Determine how many lines of this material contain "name". Give only the number.

▶ Data records:
>> start

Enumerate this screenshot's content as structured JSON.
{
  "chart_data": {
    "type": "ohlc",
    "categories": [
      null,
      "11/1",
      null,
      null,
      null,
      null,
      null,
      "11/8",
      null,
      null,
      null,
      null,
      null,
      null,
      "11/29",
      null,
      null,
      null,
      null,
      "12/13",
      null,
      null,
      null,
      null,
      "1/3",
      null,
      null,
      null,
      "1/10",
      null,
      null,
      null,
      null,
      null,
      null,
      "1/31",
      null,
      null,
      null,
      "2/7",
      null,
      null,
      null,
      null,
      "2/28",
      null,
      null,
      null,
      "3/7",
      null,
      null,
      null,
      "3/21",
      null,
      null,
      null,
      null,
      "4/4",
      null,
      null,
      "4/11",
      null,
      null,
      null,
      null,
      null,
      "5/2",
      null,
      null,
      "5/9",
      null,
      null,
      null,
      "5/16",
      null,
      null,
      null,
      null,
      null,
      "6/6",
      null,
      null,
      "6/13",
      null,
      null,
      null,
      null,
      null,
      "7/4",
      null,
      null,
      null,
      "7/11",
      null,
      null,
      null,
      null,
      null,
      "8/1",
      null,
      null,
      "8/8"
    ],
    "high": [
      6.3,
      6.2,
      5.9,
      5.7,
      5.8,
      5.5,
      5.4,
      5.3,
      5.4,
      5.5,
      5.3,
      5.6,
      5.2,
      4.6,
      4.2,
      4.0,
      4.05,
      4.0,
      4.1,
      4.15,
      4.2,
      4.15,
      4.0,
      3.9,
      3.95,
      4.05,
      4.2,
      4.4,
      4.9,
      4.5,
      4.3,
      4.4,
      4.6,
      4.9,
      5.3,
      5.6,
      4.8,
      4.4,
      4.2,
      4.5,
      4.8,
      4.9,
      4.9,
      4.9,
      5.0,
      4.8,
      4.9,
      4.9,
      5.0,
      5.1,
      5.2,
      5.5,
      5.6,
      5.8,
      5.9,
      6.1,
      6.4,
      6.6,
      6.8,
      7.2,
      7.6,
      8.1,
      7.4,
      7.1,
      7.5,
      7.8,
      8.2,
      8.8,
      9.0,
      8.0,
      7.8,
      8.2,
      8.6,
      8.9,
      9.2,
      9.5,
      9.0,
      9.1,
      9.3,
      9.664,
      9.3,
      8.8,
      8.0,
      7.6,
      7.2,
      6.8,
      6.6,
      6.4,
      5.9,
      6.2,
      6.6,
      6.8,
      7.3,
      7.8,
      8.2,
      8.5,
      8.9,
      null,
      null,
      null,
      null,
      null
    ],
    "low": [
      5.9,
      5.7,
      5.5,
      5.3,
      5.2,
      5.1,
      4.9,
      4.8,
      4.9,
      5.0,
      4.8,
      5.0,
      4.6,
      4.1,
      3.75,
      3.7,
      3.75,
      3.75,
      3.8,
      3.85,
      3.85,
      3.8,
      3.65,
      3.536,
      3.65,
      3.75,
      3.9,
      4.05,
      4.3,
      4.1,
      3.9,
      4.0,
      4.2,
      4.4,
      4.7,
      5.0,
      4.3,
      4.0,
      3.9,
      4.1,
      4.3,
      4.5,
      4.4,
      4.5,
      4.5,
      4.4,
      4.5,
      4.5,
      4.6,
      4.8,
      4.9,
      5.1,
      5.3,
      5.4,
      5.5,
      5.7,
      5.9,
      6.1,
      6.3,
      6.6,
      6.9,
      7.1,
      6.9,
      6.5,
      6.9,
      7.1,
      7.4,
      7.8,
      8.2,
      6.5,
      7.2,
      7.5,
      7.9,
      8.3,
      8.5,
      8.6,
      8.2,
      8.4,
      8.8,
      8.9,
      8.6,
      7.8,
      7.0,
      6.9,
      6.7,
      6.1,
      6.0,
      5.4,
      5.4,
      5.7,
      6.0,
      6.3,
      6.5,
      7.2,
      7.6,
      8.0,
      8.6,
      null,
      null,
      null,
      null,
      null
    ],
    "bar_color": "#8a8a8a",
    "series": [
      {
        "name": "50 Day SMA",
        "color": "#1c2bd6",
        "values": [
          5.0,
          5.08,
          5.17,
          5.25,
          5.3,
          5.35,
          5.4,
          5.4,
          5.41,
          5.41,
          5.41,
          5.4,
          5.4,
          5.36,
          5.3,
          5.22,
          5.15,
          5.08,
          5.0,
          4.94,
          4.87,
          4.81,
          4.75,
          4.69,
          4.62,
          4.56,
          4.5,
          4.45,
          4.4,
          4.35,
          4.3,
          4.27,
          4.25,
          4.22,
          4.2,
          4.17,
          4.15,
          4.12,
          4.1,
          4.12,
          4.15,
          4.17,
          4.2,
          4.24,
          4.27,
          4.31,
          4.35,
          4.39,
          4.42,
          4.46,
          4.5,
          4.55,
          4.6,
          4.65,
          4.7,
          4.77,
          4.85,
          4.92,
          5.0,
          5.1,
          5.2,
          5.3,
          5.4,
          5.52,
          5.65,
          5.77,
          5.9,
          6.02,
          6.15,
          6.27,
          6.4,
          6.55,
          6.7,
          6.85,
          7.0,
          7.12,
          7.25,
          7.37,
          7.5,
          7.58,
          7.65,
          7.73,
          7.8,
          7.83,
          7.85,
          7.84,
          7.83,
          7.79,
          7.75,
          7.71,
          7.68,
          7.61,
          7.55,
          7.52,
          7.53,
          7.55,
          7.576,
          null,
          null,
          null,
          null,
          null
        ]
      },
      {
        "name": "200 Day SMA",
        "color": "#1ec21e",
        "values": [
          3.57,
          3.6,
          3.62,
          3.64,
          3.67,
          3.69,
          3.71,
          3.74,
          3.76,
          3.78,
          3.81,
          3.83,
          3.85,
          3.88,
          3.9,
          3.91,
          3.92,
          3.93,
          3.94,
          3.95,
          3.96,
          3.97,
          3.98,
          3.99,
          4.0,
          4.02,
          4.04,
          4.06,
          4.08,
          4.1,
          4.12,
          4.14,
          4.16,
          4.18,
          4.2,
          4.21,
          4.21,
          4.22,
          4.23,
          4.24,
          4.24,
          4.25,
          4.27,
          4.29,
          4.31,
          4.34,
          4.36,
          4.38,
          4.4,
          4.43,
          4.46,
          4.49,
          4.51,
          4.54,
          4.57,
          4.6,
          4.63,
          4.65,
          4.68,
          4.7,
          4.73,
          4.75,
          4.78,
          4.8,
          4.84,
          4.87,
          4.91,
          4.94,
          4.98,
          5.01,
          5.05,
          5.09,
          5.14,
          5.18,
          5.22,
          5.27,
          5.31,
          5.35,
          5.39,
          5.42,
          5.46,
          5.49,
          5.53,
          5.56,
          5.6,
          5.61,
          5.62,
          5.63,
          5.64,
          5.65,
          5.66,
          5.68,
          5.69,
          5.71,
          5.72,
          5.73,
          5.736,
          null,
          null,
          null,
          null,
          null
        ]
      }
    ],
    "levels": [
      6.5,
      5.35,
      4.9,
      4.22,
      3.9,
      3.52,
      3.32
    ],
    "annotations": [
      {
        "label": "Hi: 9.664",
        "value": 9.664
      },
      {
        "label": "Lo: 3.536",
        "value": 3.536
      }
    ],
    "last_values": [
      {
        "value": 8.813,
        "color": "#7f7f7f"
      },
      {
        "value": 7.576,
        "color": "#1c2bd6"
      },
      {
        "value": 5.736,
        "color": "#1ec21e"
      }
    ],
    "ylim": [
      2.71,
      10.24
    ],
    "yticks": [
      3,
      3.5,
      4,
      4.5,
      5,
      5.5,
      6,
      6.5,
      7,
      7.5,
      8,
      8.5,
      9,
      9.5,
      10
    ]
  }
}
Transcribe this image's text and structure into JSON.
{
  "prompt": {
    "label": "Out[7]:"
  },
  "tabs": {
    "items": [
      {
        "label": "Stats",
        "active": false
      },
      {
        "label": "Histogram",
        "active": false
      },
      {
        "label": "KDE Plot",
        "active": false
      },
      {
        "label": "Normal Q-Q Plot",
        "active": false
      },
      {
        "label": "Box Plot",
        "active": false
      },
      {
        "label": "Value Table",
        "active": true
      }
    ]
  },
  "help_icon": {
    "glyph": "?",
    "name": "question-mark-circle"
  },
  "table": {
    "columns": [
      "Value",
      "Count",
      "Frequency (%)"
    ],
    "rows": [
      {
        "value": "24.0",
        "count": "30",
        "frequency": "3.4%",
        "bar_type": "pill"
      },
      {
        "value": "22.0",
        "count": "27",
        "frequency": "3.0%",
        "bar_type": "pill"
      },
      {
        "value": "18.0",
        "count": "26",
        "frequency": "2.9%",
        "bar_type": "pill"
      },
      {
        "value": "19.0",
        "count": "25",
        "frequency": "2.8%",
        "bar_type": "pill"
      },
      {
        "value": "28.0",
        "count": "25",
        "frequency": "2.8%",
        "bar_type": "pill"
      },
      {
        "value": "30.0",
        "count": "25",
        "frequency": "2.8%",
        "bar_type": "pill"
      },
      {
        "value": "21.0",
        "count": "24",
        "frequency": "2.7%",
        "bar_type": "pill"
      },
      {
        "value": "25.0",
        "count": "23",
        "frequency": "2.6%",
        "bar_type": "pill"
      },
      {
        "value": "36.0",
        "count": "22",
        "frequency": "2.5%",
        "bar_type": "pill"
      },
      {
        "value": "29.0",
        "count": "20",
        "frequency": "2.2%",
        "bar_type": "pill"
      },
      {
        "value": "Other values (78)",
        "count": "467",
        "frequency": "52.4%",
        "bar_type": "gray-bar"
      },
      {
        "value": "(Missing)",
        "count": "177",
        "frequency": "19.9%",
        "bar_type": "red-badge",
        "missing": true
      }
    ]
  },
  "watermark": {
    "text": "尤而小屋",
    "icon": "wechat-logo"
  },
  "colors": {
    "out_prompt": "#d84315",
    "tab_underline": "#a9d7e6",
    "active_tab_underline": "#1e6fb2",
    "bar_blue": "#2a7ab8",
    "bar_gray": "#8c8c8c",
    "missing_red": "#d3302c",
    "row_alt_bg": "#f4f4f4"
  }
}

>> end

▶ Task result: 3